■ WHAT YOU NEED TO DO ■
Can you copy out, word for word, the rows from the very beginning up to and including the row with "verse-line: Smrti se"?
* start PROVIDED DATA *
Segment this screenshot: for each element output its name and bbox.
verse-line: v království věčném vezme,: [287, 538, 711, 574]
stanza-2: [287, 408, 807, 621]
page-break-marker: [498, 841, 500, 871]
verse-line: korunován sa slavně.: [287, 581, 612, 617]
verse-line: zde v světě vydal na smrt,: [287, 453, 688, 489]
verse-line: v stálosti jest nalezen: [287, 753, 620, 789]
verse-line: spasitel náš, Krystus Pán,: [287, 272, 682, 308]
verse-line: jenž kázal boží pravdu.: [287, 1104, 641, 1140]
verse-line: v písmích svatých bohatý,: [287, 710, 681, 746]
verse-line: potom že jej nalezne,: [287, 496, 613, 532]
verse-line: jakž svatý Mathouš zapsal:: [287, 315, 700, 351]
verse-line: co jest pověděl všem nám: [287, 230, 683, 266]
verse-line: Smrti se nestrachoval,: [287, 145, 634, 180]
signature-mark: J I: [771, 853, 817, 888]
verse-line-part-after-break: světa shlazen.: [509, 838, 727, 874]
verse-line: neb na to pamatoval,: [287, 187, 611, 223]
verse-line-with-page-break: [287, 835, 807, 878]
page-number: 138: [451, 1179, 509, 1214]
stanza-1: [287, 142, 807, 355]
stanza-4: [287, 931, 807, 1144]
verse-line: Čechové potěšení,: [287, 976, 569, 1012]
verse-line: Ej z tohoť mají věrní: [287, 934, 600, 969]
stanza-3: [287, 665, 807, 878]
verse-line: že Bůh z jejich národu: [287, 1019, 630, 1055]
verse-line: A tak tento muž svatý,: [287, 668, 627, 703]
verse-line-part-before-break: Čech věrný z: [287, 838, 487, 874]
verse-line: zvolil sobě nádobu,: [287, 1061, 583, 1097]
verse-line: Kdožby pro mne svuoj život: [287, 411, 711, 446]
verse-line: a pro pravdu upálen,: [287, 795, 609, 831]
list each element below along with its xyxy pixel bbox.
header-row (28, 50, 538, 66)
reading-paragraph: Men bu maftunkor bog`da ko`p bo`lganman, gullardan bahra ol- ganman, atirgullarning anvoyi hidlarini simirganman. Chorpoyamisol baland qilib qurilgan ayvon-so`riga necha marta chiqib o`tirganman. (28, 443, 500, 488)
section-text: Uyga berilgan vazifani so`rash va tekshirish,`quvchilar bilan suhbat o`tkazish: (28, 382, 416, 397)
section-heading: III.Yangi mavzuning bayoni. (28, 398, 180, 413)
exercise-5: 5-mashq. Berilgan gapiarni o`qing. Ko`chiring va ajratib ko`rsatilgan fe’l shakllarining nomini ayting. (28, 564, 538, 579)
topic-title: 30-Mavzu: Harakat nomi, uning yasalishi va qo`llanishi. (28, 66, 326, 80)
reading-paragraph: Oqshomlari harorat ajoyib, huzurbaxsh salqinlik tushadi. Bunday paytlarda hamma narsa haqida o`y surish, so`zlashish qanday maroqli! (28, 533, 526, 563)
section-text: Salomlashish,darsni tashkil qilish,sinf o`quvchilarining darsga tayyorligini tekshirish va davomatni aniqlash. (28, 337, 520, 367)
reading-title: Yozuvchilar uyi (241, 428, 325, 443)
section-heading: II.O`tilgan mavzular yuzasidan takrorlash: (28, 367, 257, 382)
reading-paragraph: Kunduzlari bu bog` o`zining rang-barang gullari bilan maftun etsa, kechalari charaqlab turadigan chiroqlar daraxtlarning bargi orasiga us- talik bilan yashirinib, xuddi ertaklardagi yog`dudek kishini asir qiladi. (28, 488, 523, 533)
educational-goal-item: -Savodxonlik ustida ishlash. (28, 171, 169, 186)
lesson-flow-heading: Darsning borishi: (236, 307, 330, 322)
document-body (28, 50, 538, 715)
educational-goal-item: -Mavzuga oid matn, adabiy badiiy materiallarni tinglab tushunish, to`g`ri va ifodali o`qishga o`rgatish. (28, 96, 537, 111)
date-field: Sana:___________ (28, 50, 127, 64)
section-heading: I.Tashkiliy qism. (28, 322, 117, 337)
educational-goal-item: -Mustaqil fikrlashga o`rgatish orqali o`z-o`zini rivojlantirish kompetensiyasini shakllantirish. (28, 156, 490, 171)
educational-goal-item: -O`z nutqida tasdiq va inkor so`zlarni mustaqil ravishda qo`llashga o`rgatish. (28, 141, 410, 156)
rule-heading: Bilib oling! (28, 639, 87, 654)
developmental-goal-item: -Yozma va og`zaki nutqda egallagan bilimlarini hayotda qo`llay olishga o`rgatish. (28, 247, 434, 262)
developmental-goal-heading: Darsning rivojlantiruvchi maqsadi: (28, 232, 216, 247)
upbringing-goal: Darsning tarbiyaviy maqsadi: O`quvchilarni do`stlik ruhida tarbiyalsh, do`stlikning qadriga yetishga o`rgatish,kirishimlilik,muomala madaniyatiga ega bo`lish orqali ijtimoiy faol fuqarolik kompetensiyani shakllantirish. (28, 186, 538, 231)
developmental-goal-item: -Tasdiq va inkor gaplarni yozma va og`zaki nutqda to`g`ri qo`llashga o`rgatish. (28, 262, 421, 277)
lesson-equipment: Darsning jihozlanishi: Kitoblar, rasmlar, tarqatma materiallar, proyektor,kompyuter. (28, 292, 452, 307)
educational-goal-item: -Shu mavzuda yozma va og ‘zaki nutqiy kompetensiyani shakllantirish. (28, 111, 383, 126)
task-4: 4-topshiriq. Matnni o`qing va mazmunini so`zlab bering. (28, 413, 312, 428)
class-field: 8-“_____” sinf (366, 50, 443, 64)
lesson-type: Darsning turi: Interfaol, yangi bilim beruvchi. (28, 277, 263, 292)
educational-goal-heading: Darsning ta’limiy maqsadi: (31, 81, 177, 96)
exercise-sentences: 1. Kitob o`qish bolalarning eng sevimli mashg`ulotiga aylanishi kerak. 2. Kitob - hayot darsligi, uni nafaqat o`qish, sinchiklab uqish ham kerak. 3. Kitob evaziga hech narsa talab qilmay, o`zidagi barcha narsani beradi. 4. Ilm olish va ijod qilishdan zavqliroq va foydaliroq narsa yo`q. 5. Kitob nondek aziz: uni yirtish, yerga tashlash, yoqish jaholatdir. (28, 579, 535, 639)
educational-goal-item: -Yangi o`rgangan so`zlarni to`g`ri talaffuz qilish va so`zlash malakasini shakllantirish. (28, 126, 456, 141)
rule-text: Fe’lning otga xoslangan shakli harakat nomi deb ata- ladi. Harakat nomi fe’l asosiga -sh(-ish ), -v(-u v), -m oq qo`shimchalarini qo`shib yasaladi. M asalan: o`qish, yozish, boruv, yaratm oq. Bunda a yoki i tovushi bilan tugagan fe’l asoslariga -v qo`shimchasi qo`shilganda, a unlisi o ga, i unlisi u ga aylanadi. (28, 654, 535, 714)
* end PROVIDED DATA *
■ CORRECT RESPONSE ■
Segment this screenshot: for each element output its name and bbox.
verse-line: v království věčném vezme,: [287, 538, 711, 574]
stanza-2: [287, 408, 807, 621]
page-break-marker: [498, 841, 500, 871]
verse-line: korunován sa slavně.: [287, 581, 612, 617]
verse-line: zde v světě vydal na smrt,: [287, 453, 688, 489]
verse-line: v stálosti jest nalezen: [287, 753, 620, 789]
verse-line: spasitel náš, Krystus Pán,: [287, 272, 682, 308]
verse-line: jenž kázal boží pravdu.: [287, 1104, 641, 1140]
verse-line: v písmích svatých bohatý,: [287, 710, 681, 746]
verse-line: potom že jej nalezne,: [287, 496, 613, 532]
verse-line: jakž svatý Mathouš zapsal:: [287, 315, 700, 351]
verse-line: co jest pověděl všem nám: [287, 230, 683, 266]
verse-line: Smrti se nestrachoval,: [287, 145, 634, 180]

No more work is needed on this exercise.